What to produce: Copy the data that follows exactly. Include no pictures.

Raw records:
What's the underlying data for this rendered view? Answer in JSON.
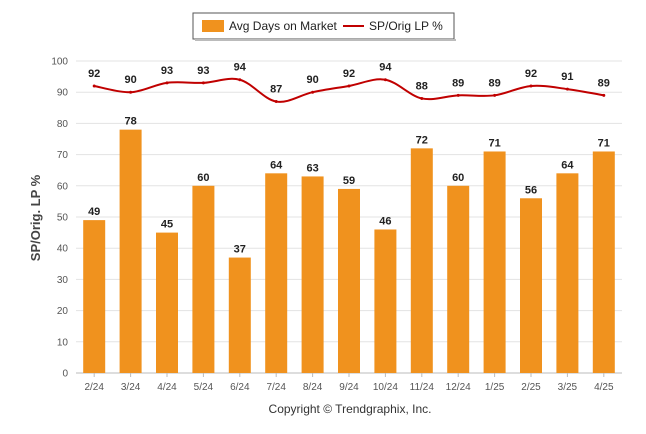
{
  "chart_data": {
    "type": "bar",
    "categories": [
      "2/24",
      "3/24",
      "4/24",
      "5/24",
      "6/24",
      "7/24",
      "8/24",
      "9/24",
      "10/24",
      "11/24",
      "12/24",
      "1/25",
      "2/25",
      "3/25",
      "4/25"
    ],
    "series": [
      {
        "name": "Avg Days on Market",
        "type": "bar",
        "color": "#f0921e",
        "values": [
          49,
          78,
          45,
          60,
          37,
          64,
          63,
          59,
          46,
          72,
          60,
          71,
          56,
          64,
          71
        ]
      },
      {
        "name": "SP/Orig LP %",
        "type": "line",
        "color": "#c00000",
        "values": [
          92,
          90,
          93,
          93,
          94,
          87,
          90,
          92,
          94,
          88,
          89,
          89,
          92,
          91,
          89
        ]
      }
    ],
    "ylabel": "SP/Orig. LP %",
    "ylim": [
      0,
      100
    ],
    "yticks": [
      0,
      10,
      20,
      30,
      40,
      50,
      60,
      70,
      80,
      90,
      100
    ],
    "grid": true,
    "legend": "top",
    "footer": "Copyright © Trendgraphix, Inc."
  }
}
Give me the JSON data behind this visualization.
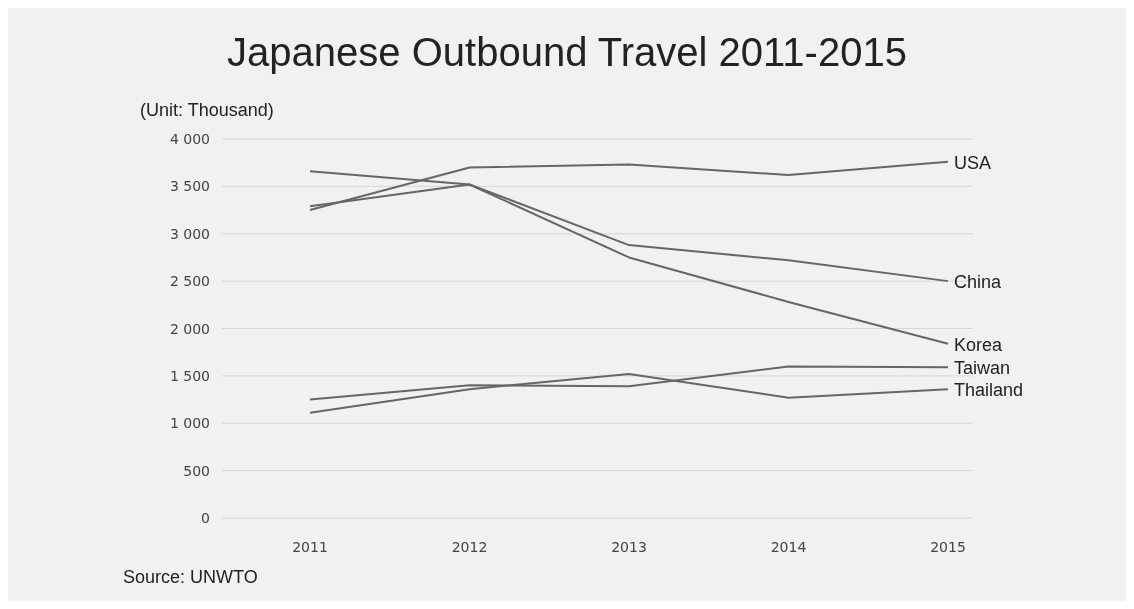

Written answer:
What's the underlying data for this rendered view? Answer in JSON.
{
  "chart_data": {
    "type": "bar",
    "categories": [
      "2/24",
      "3/24",
      "4/24",
      "5/24",
      "6/24",
      "7/24",
      "8/24",
      "9/24",
      "10/24",
      "11/24",
      "12/24",
      "1/25",
      "2/25",
      "3/25",
      "4/25"
    ],
    "series": [
      {
        "name": "Avg Days on Market",
        "type": "bar",
        "color": "#f0921e",
        "values": [
          49,
          78,
          45,
          60,
          37,
          64,
          63,
          59,
          46,
          72,
          60,
          71,
          56,
          64,
          71
        ]
      },
      {
        "name": "SP/Orig LP %",
        "type": "line",
        "color": "#c00000",
        "values": [
          92,
          90,
          93,
          93,
          94,
          87,
          90,
          92,
          94,
          88,
          89,
          89,
          92,
          91,
          89
        ]
      }
    ],
    "ylabel": "SP/Orig. LP %",
    "ylim": [
      0,
      100
    ],
    "yticks": [
      0,
      10,
      20,
      30,
      40,
      50,
      60,
      70,
      80,
      90,
      100
    ],
    "grid": true,
    "legend": "top",
    "footer": "Copyright © Trendgraphix, Inc."
  }
}
Give me the JSON data behind this visualization.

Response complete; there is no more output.